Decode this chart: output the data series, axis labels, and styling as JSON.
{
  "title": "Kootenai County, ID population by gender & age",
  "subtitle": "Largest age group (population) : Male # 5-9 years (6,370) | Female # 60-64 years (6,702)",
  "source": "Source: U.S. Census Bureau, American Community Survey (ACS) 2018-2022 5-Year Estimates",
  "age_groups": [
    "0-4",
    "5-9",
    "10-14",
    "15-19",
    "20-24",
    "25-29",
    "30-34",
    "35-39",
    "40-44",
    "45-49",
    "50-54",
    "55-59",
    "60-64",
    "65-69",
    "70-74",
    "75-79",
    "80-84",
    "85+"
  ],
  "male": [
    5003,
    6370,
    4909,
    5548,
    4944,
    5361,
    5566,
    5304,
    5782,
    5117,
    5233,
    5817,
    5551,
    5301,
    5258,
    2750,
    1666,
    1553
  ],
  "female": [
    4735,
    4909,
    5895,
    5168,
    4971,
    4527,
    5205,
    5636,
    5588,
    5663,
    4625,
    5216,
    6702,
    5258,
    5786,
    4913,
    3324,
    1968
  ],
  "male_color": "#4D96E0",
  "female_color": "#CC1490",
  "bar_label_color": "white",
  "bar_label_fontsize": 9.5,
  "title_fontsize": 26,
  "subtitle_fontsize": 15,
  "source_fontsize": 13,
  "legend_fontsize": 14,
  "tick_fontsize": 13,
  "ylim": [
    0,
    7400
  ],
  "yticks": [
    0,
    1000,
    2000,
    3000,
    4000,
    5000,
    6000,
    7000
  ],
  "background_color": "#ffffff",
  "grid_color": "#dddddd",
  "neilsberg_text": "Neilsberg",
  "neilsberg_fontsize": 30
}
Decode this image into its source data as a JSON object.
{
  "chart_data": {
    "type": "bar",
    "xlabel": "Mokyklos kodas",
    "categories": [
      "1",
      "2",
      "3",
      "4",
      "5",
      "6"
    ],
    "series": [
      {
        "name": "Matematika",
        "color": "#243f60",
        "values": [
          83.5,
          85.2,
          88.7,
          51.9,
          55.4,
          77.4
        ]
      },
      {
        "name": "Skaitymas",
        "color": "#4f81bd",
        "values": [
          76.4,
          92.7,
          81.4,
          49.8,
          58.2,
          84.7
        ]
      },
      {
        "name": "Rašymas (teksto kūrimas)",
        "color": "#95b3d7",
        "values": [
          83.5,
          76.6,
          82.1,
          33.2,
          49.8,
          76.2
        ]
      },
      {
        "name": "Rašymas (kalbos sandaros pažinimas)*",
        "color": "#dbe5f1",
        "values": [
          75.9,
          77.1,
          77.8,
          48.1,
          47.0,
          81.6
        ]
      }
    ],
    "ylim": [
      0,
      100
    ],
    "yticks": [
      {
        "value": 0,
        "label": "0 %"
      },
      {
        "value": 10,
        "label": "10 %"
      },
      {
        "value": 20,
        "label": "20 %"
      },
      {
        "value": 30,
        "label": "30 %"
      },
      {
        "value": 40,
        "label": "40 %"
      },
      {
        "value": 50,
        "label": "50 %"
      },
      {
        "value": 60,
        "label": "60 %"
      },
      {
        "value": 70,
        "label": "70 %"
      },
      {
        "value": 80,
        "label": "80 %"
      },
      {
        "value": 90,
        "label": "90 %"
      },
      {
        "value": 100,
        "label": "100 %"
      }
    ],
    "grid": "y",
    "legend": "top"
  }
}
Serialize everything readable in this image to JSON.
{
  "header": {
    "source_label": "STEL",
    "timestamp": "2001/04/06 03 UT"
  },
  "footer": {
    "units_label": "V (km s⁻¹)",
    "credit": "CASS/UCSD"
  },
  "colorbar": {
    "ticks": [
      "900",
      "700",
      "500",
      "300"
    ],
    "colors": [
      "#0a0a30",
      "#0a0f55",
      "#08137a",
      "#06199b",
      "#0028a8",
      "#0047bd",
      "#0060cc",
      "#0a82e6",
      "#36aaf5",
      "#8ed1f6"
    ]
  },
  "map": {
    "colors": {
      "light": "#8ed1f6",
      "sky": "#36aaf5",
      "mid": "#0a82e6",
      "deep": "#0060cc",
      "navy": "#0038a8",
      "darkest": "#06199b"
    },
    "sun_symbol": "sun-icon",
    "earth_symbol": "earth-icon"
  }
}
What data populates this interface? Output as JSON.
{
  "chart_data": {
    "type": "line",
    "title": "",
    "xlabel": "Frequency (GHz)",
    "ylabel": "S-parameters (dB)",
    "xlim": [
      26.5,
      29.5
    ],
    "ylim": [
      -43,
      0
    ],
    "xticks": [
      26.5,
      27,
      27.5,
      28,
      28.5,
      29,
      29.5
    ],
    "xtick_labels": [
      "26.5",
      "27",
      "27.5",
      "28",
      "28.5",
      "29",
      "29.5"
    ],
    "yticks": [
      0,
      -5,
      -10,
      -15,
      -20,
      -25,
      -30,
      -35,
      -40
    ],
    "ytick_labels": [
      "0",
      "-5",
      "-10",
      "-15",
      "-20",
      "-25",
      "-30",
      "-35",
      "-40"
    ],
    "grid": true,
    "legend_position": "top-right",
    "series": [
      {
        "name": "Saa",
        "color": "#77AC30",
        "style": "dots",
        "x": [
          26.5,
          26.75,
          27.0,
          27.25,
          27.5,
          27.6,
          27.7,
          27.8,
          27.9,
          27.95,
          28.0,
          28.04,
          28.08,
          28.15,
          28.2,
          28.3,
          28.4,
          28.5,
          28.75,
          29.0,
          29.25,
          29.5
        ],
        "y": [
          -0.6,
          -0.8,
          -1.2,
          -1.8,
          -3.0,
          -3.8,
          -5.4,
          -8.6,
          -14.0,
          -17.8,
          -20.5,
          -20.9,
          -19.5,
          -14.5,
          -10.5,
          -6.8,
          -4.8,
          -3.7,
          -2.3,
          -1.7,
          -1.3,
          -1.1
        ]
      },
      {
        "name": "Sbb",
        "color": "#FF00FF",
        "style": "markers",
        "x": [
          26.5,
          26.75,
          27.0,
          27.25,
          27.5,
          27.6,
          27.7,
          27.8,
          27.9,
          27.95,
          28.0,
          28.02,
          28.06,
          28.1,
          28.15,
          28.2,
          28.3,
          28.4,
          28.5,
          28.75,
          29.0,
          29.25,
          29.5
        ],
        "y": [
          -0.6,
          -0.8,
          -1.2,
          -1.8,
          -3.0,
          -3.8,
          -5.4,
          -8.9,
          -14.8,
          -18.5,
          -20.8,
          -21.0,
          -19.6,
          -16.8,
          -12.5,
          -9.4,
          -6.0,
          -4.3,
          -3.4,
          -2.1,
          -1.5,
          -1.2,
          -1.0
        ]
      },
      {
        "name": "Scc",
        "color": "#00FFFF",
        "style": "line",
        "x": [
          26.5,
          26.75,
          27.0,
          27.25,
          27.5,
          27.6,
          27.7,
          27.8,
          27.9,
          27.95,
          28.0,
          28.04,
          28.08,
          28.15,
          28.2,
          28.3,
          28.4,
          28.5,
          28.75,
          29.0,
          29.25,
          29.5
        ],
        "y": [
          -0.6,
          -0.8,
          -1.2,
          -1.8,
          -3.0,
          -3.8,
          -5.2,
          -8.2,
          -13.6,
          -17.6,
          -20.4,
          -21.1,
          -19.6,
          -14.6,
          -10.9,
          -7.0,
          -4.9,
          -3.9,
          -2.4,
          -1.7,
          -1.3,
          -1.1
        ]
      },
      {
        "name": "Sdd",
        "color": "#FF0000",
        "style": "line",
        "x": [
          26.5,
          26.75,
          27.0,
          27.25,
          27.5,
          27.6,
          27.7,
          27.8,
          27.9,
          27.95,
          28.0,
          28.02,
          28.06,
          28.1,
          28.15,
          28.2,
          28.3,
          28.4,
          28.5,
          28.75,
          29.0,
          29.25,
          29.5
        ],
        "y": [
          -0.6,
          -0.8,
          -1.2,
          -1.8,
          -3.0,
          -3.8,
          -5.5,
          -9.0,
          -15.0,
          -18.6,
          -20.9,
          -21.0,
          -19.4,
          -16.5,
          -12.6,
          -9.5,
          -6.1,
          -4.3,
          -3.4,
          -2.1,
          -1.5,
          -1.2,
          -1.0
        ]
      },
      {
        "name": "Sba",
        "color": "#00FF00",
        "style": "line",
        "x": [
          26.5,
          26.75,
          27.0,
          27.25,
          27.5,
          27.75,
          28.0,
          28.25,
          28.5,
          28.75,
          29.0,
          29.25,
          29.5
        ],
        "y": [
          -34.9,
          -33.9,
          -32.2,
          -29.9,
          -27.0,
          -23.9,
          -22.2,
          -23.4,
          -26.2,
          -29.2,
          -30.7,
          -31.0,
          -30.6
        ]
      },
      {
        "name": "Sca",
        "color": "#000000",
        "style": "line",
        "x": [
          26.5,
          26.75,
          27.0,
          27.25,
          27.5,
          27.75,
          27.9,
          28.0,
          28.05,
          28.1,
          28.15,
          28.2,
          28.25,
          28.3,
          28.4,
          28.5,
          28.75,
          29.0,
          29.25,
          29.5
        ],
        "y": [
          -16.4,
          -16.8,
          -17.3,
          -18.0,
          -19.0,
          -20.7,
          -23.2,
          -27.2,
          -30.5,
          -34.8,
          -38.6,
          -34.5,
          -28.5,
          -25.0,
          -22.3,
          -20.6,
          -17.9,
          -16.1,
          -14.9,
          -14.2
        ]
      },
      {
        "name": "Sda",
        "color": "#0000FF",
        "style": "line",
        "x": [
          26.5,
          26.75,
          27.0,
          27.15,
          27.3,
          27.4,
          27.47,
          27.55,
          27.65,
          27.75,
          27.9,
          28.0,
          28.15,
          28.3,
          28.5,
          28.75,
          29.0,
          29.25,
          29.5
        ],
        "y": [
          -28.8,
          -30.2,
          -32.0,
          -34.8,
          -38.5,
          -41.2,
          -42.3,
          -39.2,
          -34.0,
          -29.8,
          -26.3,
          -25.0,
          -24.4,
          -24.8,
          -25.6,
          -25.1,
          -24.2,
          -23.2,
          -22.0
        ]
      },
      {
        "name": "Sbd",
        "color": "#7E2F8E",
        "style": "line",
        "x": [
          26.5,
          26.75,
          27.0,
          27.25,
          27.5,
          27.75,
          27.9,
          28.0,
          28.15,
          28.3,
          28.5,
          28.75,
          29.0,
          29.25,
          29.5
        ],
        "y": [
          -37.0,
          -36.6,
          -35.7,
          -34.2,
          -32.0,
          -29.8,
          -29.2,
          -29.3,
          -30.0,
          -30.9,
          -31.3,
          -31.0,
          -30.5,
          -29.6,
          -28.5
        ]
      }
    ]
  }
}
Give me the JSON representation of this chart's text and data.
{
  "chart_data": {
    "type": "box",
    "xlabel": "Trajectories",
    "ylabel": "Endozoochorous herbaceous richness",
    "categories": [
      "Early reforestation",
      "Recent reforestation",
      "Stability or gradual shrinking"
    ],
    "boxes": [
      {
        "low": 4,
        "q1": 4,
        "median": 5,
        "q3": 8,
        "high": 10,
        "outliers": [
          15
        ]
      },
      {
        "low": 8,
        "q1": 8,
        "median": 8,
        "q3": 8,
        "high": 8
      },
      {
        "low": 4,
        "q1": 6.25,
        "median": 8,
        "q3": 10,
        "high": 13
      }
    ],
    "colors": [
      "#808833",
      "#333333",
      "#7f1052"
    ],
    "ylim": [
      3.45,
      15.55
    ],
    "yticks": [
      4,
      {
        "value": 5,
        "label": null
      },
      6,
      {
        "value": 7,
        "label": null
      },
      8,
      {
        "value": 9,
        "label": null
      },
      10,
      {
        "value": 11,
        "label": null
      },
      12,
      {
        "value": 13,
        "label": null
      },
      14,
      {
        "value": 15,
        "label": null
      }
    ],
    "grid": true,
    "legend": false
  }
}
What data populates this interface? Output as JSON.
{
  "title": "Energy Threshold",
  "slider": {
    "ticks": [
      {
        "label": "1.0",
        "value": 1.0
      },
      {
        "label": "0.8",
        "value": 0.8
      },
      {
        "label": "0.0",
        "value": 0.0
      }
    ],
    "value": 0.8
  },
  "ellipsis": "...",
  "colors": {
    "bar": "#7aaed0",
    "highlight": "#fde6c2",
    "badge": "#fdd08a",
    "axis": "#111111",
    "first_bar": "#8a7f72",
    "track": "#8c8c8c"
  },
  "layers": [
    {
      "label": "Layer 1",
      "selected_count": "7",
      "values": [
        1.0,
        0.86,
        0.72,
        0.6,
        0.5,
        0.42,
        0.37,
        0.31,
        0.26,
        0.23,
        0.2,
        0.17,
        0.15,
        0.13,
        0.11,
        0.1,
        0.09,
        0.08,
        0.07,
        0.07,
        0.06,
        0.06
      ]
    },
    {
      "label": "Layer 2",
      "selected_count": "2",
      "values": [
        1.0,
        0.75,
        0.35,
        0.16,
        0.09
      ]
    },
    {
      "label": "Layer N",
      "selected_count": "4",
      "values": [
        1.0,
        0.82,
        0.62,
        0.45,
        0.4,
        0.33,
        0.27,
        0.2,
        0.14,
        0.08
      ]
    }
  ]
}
+++++
# [Goal of the exercise]
Count how many lines include the string "name". Nothing but the number is needed.

# [Expected answer]
12